======== EXERCISE DATA ========

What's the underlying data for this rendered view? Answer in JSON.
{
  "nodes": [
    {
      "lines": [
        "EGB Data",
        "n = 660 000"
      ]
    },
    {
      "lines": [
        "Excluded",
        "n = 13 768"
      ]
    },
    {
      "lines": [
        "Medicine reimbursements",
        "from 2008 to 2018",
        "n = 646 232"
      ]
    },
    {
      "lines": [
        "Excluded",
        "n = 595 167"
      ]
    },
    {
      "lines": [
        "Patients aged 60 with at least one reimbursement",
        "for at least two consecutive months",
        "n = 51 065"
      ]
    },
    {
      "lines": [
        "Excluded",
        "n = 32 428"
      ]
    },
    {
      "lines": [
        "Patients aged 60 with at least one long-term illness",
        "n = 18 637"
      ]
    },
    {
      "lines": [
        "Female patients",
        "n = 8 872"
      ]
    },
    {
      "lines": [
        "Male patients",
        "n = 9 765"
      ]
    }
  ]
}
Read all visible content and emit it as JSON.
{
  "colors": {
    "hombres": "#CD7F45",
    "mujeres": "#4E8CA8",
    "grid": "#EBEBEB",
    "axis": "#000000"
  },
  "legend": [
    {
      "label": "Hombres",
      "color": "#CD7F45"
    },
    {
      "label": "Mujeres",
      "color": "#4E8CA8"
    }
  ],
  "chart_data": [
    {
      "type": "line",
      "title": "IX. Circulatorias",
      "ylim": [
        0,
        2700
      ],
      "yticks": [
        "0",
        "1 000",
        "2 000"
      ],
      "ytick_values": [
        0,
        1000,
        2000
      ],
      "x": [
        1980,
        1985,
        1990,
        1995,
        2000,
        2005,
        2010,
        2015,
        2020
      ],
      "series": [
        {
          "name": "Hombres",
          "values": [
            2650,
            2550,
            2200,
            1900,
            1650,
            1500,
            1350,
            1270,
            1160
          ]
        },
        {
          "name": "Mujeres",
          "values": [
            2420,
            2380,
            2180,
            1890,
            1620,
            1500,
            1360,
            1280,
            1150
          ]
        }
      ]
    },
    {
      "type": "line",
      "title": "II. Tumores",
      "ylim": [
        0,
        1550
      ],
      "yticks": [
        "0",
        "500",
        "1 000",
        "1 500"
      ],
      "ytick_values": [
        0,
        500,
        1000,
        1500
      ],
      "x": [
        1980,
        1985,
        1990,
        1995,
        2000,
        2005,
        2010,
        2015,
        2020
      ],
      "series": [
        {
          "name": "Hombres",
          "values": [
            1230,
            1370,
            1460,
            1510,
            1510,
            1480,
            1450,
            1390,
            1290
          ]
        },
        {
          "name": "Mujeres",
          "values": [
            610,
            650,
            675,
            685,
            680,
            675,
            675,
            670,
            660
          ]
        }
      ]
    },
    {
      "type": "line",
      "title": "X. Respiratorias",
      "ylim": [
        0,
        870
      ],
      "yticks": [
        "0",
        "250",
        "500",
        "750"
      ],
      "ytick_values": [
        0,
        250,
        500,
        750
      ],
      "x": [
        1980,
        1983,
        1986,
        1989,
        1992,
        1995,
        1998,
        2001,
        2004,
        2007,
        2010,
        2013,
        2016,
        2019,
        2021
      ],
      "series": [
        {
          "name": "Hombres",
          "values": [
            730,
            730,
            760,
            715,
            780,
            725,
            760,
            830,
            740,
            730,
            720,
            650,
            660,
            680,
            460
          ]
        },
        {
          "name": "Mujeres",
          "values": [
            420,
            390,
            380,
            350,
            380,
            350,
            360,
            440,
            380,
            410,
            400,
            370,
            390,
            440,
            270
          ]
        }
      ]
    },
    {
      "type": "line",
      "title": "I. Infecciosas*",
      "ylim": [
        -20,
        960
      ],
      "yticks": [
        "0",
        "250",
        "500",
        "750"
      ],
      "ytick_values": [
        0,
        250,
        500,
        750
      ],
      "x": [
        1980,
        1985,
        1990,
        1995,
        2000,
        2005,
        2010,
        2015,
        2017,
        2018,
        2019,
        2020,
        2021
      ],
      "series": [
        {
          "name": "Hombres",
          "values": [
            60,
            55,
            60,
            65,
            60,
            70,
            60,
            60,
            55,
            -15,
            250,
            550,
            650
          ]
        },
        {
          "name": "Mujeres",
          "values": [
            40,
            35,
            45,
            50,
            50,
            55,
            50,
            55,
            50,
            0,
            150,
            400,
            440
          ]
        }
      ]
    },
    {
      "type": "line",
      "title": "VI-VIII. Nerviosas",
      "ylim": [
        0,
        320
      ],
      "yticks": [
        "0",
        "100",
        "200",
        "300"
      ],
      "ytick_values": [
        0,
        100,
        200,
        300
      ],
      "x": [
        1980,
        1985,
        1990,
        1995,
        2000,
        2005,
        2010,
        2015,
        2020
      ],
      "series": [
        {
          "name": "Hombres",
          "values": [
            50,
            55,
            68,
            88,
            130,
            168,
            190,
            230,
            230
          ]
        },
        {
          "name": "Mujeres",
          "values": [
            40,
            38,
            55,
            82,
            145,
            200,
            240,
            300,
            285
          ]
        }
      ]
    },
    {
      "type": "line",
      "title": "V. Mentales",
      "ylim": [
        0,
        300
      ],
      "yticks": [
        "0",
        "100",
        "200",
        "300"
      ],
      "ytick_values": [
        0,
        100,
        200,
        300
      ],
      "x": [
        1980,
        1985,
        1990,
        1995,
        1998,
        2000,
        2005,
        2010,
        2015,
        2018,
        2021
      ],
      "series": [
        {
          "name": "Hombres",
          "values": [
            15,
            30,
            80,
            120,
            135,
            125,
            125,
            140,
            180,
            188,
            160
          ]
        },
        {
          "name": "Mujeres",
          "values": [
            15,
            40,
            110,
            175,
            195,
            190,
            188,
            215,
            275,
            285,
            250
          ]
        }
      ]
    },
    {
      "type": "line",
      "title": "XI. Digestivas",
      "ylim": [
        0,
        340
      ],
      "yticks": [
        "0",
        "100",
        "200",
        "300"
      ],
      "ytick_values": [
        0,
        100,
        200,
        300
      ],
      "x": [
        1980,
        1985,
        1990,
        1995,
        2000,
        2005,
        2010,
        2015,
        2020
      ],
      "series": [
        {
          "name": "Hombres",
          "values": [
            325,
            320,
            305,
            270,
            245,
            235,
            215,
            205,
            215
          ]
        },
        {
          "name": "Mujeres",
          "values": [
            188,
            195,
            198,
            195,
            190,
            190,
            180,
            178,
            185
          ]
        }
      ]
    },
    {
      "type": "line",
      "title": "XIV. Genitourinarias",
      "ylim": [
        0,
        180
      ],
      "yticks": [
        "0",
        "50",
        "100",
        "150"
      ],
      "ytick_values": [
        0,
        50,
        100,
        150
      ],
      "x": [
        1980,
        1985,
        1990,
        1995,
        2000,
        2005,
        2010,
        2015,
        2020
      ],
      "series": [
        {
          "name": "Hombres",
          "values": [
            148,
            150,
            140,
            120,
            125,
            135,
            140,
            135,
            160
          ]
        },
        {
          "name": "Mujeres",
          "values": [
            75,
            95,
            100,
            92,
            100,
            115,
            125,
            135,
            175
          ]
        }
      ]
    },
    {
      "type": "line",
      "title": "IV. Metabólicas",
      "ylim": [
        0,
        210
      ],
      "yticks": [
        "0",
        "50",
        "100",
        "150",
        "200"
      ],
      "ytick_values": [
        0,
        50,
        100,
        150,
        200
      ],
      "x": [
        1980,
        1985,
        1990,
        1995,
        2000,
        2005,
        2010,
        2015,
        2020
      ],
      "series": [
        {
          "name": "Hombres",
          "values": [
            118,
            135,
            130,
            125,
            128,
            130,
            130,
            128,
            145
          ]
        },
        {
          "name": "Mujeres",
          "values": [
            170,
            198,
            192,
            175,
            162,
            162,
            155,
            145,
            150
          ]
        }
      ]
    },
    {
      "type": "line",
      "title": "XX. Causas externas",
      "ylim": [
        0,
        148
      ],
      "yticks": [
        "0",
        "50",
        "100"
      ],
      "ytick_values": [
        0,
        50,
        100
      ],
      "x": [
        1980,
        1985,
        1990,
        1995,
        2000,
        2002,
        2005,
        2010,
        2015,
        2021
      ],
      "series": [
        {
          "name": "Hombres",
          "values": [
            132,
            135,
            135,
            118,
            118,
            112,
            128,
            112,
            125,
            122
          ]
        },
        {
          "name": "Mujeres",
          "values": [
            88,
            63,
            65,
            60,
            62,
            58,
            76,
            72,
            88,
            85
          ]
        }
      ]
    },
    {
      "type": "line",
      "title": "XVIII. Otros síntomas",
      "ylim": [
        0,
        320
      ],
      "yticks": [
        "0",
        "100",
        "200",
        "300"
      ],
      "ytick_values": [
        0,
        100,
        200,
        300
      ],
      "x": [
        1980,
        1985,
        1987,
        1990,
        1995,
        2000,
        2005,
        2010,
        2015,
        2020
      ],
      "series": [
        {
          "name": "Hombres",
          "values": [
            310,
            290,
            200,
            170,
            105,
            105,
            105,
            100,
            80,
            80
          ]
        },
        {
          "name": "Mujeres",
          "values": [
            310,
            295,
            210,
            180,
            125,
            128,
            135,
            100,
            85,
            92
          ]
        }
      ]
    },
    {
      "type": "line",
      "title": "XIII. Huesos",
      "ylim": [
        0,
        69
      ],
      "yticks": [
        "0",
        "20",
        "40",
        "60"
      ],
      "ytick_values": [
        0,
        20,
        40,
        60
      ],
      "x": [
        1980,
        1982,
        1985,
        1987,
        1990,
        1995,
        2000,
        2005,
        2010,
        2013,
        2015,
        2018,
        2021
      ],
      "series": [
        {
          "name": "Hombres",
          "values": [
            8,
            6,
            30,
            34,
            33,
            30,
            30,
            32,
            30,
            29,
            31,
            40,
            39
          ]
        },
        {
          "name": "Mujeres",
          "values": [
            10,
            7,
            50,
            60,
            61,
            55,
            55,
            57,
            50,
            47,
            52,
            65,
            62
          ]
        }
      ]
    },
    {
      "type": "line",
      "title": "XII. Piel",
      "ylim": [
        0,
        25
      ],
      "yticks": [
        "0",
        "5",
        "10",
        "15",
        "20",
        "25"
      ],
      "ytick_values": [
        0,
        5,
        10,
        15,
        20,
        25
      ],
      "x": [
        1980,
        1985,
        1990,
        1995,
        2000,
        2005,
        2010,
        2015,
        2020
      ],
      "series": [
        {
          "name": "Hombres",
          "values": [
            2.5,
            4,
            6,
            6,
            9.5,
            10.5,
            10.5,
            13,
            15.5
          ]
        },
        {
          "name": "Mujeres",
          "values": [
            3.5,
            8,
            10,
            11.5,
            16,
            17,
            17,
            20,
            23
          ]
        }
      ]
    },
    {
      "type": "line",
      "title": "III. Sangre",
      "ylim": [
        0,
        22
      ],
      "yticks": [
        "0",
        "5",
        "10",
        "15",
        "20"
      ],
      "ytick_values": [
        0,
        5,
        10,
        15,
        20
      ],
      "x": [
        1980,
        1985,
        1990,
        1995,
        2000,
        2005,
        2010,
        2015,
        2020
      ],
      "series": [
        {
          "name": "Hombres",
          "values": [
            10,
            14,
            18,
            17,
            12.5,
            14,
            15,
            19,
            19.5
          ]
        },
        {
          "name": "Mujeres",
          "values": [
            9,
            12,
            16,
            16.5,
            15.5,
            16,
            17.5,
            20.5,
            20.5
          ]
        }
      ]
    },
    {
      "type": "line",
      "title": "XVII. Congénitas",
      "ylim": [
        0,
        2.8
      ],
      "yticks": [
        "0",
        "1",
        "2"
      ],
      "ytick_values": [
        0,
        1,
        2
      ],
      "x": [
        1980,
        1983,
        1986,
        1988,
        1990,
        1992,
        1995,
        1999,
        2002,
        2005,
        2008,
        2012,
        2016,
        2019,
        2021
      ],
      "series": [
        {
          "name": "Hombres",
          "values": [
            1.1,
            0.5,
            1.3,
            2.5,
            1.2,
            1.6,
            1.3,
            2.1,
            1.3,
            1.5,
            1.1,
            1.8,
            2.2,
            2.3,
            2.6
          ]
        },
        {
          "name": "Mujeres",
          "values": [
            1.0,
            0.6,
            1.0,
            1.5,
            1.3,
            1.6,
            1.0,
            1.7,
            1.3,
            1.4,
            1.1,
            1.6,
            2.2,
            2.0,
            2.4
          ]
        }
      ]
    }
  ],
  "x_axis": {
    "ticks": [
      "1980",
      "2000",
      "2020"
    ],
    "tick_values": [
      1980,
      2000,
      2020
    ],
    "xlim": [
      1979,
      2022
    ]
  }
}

========

| TRY IT |
Filter the data for the string "least" and copy every line that has it.

| WRITTEN REPLY |
        "Patients aged 60 with at least one reimbursement",
        "for at least two consecutive months",
        "Patients aged 60 with at least one long-term illness",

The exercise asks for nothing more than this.